Problem description. Present all of the records below as a numbered list, omitting any blank lines and leaving out the pictures.

# # # # #

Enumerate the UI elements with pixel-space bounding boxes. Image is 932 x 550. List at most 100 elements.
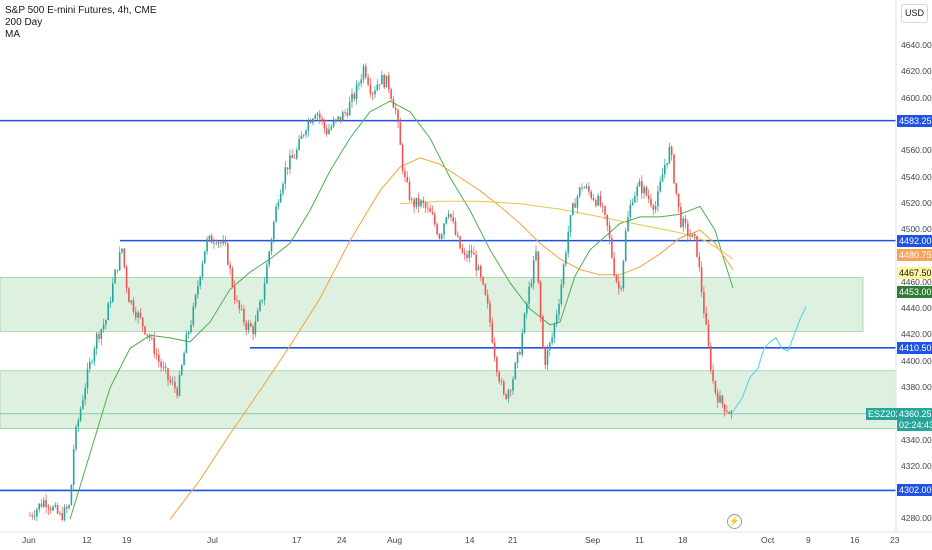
moving-average-line[interactable] [69,100,734,520]
candle-body [220,242,222,244]
candle-body [588,186,590,192]
current-price-label: 4360.25 [897,407,932,420]
candle-body [581,187,583,189]
candle-body [693,233,696,236]
candle-body [194,294,197,307]
candle-body [516,352,519,363]
candle-body [634,196,636,203]
time-tick: Aug [387,535,403,545]
candle-body [153,337,155,354]
candle-body [54,505,57,507]
candle-body [590,191,592,199]
candle-body [689,235,691,237]
candle-body [259,301,261,311]
candle-body [710,346,712,371]
candle-body [33,516,36,517]
candle-body [291,155,293,158]
candle-body [229,264,231,269]
candle-body [330,126,333,130]
candle-body [597,195,599,206]
candle-body [684,218,687,224]
candle-body [480,266,482,277]
candle-body [523,313,526,333]
support-zones [0,277,897,429]
candle-body [376,84,379,91]
candle-body [606,214,609,226]
candle-body [461,248,464,253]
candle-body [532,260,535,284]
candle-body [367,77,369,85]
support-zone[interactable] [0,370,897,429]
candle-body [659,181,661,192]
symbol-title[interactable]: S&P 500 E-mini Futures, 4h, CME [5,5,157,16]
candle-body [615,275,618,282]
candle-body [457,234,459,237]
candle-body [130,300,132,303]
candle-body [537,251,540,283]
candle-body [233,286,236,301]
candle-body [383,74,385,88]
time-tick: 19 [122,535,132,545]
candle-body [144,326,146,335]
candle-body [169,379,172,383]
candle-body [86,369,89,389]
support-zone[interactable] [0,277,864,332]
candle-body [302,134,305,136]
candle-body [477,266,480,271]
candle-body [77,420,80,427]
candle-body [567,232,569,253]
candle-body [222,241,224,244]
candle-body [604,206,606,215]
candle-body [434,214,436,225]
candle-body [204,251,206,264]
candle-body [155,353,158,356]
candle-body [158,355,160,362]
candle-body [224,241,227,244]
candle-body [128,288,130,303]
moving-average-line[interactable] [399,200,734,260]
candle-body [93,348,96,362]
candle-body [608,225,611,239]
candle-body [390,89,392,100]
candle-body [298,138,300,150]
candle-body [109,301,112,304]
candle-body [61,513,63,520]
candle-body [583,187,586,189]
candle-body [107,303,109,321]
candle-body [521,332,523,355]
candle-body [657,191,659,207]
candle-body [245,322,247,330]
lightning-icon[interactable]: ⚡ [727,514,742,529]
forecast-line[interactable] [732,306,807,412]
price-tick: 4380.00 [901,381,932,392]
candle-body [549,342,551,350]
time-tick: 12 [82,535,92,545]
candle-body [148,335,151,338]
horizontal-levels [0,119,896,492]
candle-body [420,200,422,207]
candle-body [394,107,397,110]
candle-body [289,155,291,170]
candle-body [652,205,655,210]
currency-button[interactable]: USD [901,4,928,23]
candle-body [316,113,319,116]
candle-body [666,163,668,166]
price-tick: 4560.00 [901,145,932,156]
candle-body [231,268,234,287]
moving-average-line[interactable] [169,157,734,520]
candle-body [622,260,625,289]
candle-body [404,170,406,178]
candle-body [491,322,494,343]
candle-body [360,79,362,84]
moving-averages [69,100,734,520]
candle-body [79,409,82,421]
candle-body [199,276,201,287]
candle-body [275,206,277,222]
candle-body [247,323,250,330]
candle-body [365,66,367,78]
candle-body [574,203,576,208]
candle-body [463,252,466,255]
indicator-ma[interactable]: MA [5,29,20,40]
indicator-ma-200[interactable]: 200 Day [5,17,43,28]
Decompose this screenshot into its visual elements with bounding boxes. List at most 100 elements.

# # # # #

Result.
1. Enumerate the UI elements with pixel-space bounding boxes. Image is 932 x 550. List at most 100 elements.
2. moving-average-line[interactable] [69,100,734,520]
3. candle-body [220,242,222,244]
4. candle-body [588,186,590,192]
5. current-price-label: 4360.25 [897,407,932,420]
6. candle-body [581,187,583,189]
7. candle-body [693,233,696,236]
8. candle-body [194,294,197,307]
9. candle-body [516,352,519,363]
10. candle-body [634,196,636,203]
11. time-tick: Aug [387,535,403,545]
12. candle-body [153,337,155,354]
13. candle-body [54,505,57,507]
14. candle-body [590,191,592,199]
15. candle-body [689,235,691,237]
16. candle-body [259,301,261,311]
17. candle-body [710,346,712,371]
18. candle-body [33,516,36,517]
19. candle-body [291,155,293,158]
20. candle-body [229,264,231,269]
21. candle-body [330,126,333,130]
22. candle-body [597,195,599,206]
23. candle-body [684,218,687,224]
24. candle-body [480,266,482,277]
25. candle-body [523,313,526,333]
26. support-zones [0,277,897,429]
27. candle-body [376,84,379,91]
28. candle-body [606,214,609,226]
29. candle-body [461,248,464,253]
30. candle-body [532,260,535,284]
31. candle-body [367,77,369,85]
32. support-zone[interactable] [0,370,897,429]
33. candle-body [659,181,661,192]
34. symbol-title[interactable]: S&P 500 E-mini Futures, 4h, CME [5,5,157,16]
35. candle-body [615,275,618,282]
36. candle-body [457,234,459,237]
37. candle-body [130,300,132,303]
38. candle-body [537,251,540,283]
39. candle-body [233,286,236,301]
40. candle-body [383,74,385,88]
41. time-tick: 19 [122,535,132,545]
42. candle-body [144,326,146,335]
43. candle-body [169,379,172,383]
44. candle-body [86,369,89,389]
45. support-zone[interactable] [0,277,864,332]
46. candle-body [302,134,305,136]
47. candle-body [477,266,480,271]
48. candle-body [77,420,80,427]
49. candle-body [567,232,569,253]
50. candle-body [222,241,224,244]
51. candle-body [604,206,606,215]
52. candle-body [434,214,436,225]
53. candle-body [204,251,206,264]
54. candle-body [155,353,158,356]
55. candle-body [158,355,160,362]
56. candle-body [224,241,227,244]
57. candle-body [128,288,130,303]
58. moving-average-line[interactable] [399,200,734,260]
59. candle-body [93,348,96,362]
60. candle-body [608,225,611,239]
61. candle-body [390,89,392,100]
62. candle-body [298,138,300,150]
63. candle-body [109,301,112,304]
64. candle-body [61,513,63,520]
65. candle-body [583,187,586,189]
66. candle-body [107,303,109,321]
67. candle-body [521,332,523,355]
68. candle-body [657,191,659,207]
69. candle-body [245,322,247,330]
70. lightning-icon[interactable]: ⚡ [727,514,742,529]
71. forecast-line[interactable] [732,306,807,412]
72. price-tick: 4380.00 [901,381,932,392]
73. candle-body [549,342,551,350]
74. time-tick: 12 [82,535,92,545]
75. candle-body [148,335,151,338]
76. horizontal-levels [0,119,896,492]
77. candle-body [420,200,422,207]
78. candle-body [394,107,397,110]
79. candle-body [289,155,291,170]
80. candle-body [652,205,655,210]
81. currency-button[interactable]: USD [901,4,928,23]
82. candle-body [316,113,319,116]
83. candle-body [666,163,668,166]
84. price-tick: 4560.00 [901,145,932,156]
85. candle-body [231,268,234,287]
86. moving-average-line[interactable] [169,157,734,520]
87. candle-body [622,260,625,289]
88. candle-body [404,170,406,178]
89. candle-body [491,322,494,343]
90. candle-body [360,79,362,84]
91. moving-averages [69,100,734,520]
92. candle-body [79,409,82,421]
93. candle-body [199,276,201,287]
94. candle-body [275,206,277,222]
95. candle-body [247,323,250,330]
96. candle-body [365,66,367,78]
97. candle-body [574,203,576,208]
98. candle-body [463,252,466,255]
99. indicator-ma[interactable]: MA [5,29,20,40]
100. indicator-ma-200[interactable]: 200 Day [5,17,43,28]
101. Decompose this screenshot into its visual elements with bounding boxes. List at most 100 elements.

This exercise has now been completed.